== PROVIDED DATA ==
* begin *

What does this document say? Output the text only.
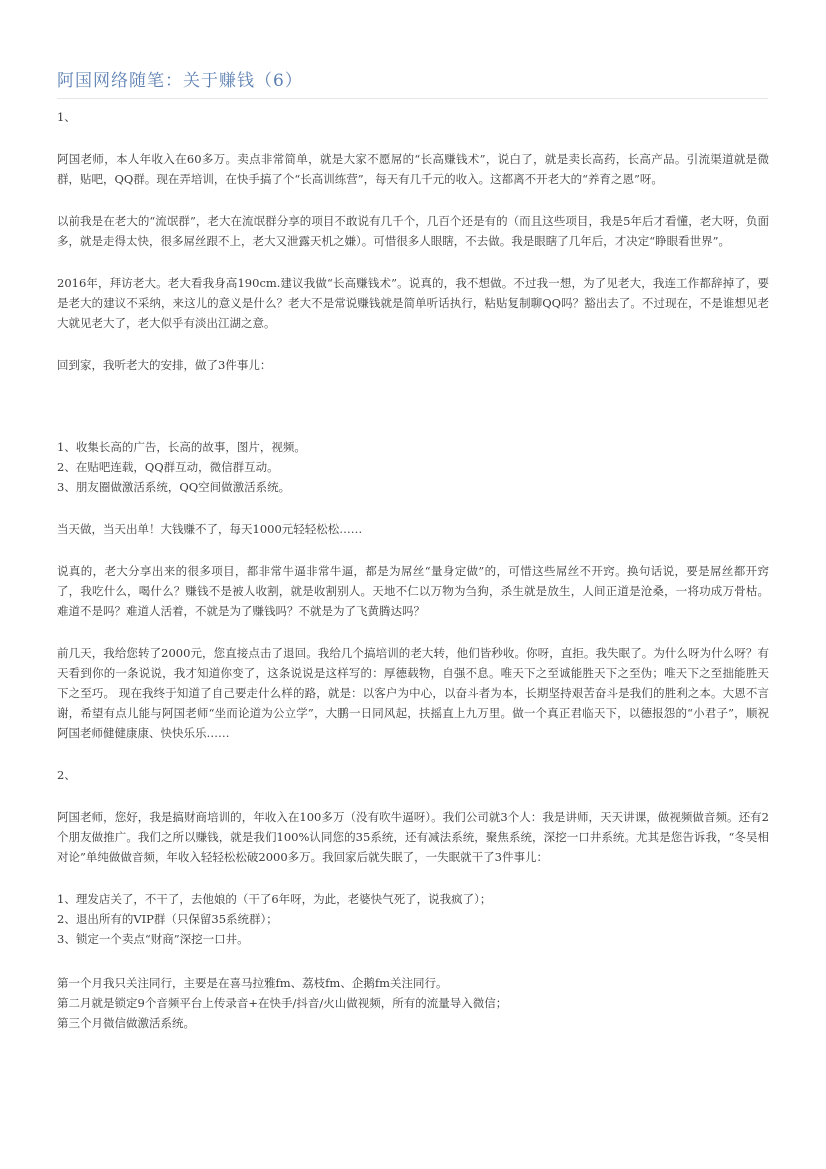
阿国网络随笔：关于赚钱（6）

1、

阿国老师，本人年收入在60多万。卖点非常简单，就是大家不愿屌的“长高赚钱术”，说白了，就是卖长高药，长高产品。引流渠道就是微群，贴吧，QQ群。现在弄培训，在快手搞了个“长高训练营”，每天有几千元的收入。这都离不开老大的“养育之恩”呀。

以前我是在老大的“流氓群”，老大在流氓群分享的项目不敢说有几千个，几百个还是有的（而且这些项目，我是5年后才看懂，老大呀，负面多，就是走得太快，很多屌丝跟不上，老大又泄露天机之嫌）。可惜很多人眼瞎，不去做。我是眼瞎了几年后，才决定“睁眼看世界”。

2016年，拜访老大。老大看我身高190cm.建议我做“长高赚钱术”。说真的，我不想做。不过我一想，为了见老大，我连工作都辞掉了，要是老大的建议不采纳，来这儿的意义是什么？老大不是常说赚钱就是简单听话执行，粘贴复制聊QQ吗？豁出去了。不过现在，不是谁想见老大就见老大了，老大似乎有淡出江湖之意。

回到家，我听老大的安排，做了3件事儿：

1、收集长高的广告，长高的故事，图片，视频。

2、在贴吧连载，QQ群互动，微信群互动。

3、朋友圈做激活系统，QQ空间做激活系统。

当天做，当天出单！大钱赚不了，每天1000元轻轻松松……

说真的，老大分享出来的很多项目，都非常牛逼非常牛逼，都是为屌丝“量身定做”的，可惜这些屌丝不开窍。换句话说，要是屌丝都开窍了，我吃什么，喝什么？赚钱不是被人收割，就是收割别人。天地不仁以万物为刍狗，杀生就是放生，人间正道是沧桑，一将功成万骨枯。难道不是吗？难道人活着，不就是为了赚钱吗？不就是为了飞黄腾达吗？

前几天，我给您转了2000元，您直接点击了退回。我给几个搞培训的老大转，他们皆秒收。你呀，直拒。我失眠了。为什么呀为什么呀？有天看到你的一条说说，我才知道你变了，这条说说是这样写的：厚德载物，自强不息。唯天下之至诚能胜天下之至伪；唯天下之至拙能胜天下之至巧。 现在我终于知道了自己要走什么样的路，就是：以客户为中心，以奋斗者为本，长期坚持艰苦奋斗是我们的胜利之本。大恩不言谢，希望有点儿能与阿国老师“坐而论道为公立学”，大鹏一日同风起，扶摇直上九万里。做一个真正君临天下，以德报怨的“小君子”，顺祝阿国老师健健康康、快快乐乐……

2、

阿国老师，您好，我是搞财商培训的，年收入在100多万（没有吹牛逼呀）。我们公司就3个人：我是讲师，天天讲课，做视频做音频。还有2个朋友做推广。我们之所以赚钱，就是我们100%认同您的35系统，还有减法系统，聚焦系统，深挖一口井系统。尤其是您告诉我，“冬吴相对论”单纯做做音频，年收入轻轻松松破2000多万。我回家后就失眠了，一失眠就干了3件事儿：

1、理发店关了，不干了，去他娘的（干了6年呀，为此，老婆快气死了，说我疯了）；

2、退出所有的VIP群（只保留35系统群）；

3、锁定一个卖点“财商”深挖一口井。

第一个月我只关注同行，主要是在喜马拉雅fm、荔枝fm、企鹅fm关注同行。

第二月就是锁定9个音频平台上传录音+在快手/抖音/火山做视频，所有的流量导入微信；

第三个月微信做激活系统。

* end *

== TASK ==
In the entries above, identify each line that includes the string "长高赚钱术", then copy it.

== SOLUTION TO THE EXERCISE ==
阿国老师，本人年收入在60多万。卖点非常简单，就是大家不愿屌的“长高赚钱术”，说白了，就是卖长高药，长高产品。引流渠道就是微群，贴吧，QQ群。现在弄培训，在快手搞了个“长高训练营”，每天有几千元的收入。这都离不开老大的“养育之恩”呀。
2016年，拜访老大。老大看我身高190cm.建议我做“长高赚钱术”。说真的，我不想做。不过我一想，为了见老大，我连工作都辞掉了，要是老大的建议不采纳，来这儿的意义是什么？老大不是常说赚钱就是简单听话执行，粘贴复制聊QQ吗？豁出去了。不过现在，不是谁想见老大就见老大了，老大似乎有淡出江湖之意。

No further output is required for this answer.